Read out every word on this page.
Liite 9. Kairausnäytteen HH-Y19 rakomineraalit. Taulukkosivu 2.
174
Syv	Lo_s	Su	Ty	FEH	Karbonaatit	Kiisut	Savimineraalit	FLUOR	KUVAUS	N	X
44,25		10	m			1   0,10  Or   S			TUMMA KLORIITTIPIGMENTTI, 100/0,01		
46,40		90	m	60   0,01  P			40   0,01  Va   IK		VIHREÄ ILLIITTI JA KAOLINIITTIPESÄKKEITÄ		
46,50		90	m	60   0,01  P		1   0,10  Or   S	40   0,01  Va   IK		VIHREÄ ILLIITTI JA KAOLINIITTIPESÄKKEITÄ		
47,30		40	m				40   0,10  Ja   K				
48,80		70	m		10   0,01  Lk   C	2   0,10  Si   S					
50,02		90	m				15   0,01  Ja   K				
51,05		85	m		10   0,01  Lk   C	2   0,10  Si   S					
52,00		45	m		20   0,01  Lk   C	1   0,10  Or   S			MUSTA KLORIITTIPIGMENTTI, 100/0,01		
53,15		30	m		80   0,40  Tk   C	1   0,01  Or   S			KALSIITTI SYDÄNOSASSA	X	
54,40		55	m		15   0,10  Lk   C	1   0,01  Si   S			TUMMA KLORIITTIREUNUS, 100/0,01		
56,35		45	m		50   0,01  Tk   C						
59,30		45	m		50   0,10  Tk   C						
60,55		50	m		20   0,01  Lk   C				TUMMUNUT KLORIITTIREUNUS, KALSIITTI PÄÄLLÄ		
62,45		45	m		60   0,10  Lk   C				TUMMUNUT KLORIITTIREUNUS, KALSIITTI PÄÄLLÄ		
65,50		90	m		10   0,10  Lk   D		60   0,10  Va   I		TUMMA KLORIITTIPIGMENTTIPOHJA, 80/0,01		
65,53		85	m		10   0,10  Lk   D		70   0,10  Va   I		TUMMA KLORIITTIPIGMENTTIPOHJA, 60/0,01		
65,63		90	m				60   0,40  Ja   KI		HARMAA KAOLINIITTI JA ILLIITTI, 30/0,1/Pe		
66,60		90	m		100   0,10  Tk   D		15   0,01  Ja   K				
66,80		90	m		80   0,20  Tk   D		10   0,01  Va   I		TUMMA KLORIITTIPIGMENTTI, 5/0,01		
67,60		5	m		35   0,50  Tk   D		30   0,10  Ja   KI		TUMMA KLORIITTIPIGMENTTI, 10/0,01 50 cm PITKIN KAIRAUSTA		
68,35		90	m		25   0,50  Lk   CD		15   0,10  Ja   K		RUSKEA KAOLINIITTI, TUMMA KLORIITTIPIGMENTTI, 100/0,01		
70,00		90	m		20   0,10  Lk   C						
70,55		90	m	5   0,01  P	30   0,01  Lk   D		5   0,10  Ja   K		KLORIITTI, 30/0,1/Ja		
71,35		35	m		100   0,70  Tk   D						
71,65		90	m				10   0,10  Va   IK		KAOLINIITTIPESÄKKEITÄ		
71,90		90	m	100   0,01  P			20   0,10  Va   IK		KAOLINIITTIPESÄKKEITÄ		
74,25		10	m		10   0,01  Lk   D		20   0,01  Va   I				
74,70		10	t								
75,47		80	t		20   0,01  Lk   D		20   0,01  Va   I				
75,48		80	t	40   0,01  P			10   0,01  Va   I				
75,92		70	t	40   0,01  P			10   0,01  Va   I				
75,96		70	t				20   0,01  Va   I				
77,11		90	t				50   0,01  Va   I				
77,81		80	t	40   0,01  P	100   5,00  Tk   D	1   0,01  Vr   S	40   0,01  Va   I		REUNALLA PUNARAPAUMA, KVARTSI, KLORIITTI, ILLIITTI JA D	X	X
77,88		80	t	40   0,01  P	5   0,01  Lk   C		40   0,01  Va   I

------------------------------------------------------------

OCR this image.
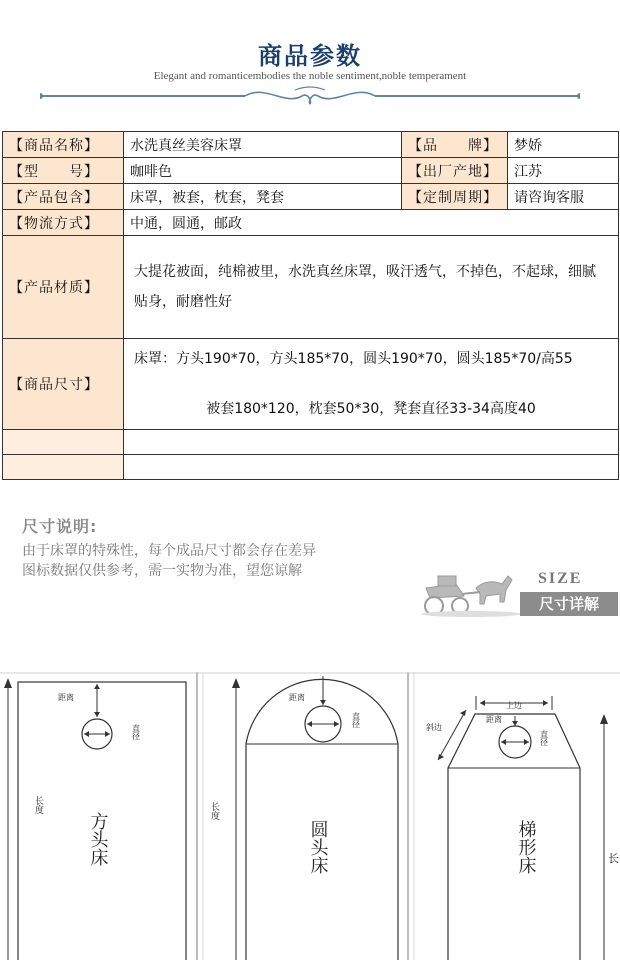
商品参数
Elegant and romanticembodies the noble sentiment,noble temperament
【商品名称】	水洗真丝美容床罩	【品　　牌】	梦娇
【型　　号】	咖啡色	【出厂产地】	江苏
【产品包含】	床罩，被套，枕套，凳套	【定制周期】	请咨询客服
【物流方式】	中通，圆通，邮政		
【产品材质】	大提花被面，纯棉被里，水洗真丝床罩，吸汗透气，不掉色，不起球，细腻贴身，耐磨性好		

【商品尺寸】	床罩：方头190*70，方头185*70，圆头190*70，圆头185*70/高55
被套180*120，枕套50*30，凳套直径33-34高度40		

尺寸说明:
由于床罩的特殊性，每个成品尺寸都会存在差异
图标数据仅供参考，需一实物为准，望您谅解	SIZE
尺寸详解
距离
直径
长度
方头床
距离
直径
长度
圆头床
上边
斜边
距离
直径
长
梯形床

------------------------------------------------------------

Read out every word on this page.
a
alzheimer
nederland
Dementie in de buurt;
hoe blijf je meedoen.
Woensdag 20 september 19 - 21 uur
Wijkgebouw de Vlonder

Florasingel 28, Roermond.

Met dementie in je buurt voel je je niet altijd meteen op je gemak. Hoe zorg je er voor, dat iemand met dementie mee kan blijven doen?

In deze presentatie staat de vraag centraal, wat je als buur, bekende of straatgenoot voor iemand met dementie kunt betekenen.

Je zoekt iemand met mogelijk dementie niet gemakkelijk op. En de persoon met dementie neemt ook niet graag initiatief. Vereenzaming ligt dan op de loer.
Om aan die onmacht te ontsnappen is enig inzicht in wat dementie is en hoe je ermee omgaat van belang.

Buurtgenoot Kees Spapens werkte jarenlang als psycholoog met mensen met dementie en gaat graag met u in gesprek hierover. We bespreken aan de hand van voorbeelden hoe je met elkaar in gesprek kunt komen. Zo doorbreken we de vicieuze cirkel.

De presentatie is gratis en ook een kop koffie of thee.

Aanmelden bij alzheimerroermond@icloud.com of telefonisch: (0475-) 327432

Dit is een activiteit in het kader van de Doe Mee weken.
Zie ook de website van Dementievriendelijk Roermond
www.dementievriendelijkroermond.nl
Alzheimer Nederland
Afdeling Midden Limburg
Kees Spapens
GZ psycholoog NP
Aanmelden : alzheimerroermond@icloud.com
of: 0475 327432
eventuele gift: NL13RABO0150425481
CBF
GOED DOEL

------------------------------------------------------------

- WHAT YOU SHOULD DO
Select from the material above each line in which the string "alzheimerroermond" appears, and list those lines.

- FULL SOLUTION
Aanmelden bij alzheimerroermond@icloud.com of telefonisch: (0475-) 327432
Aanmelden : alzheimerroermond@icloud.com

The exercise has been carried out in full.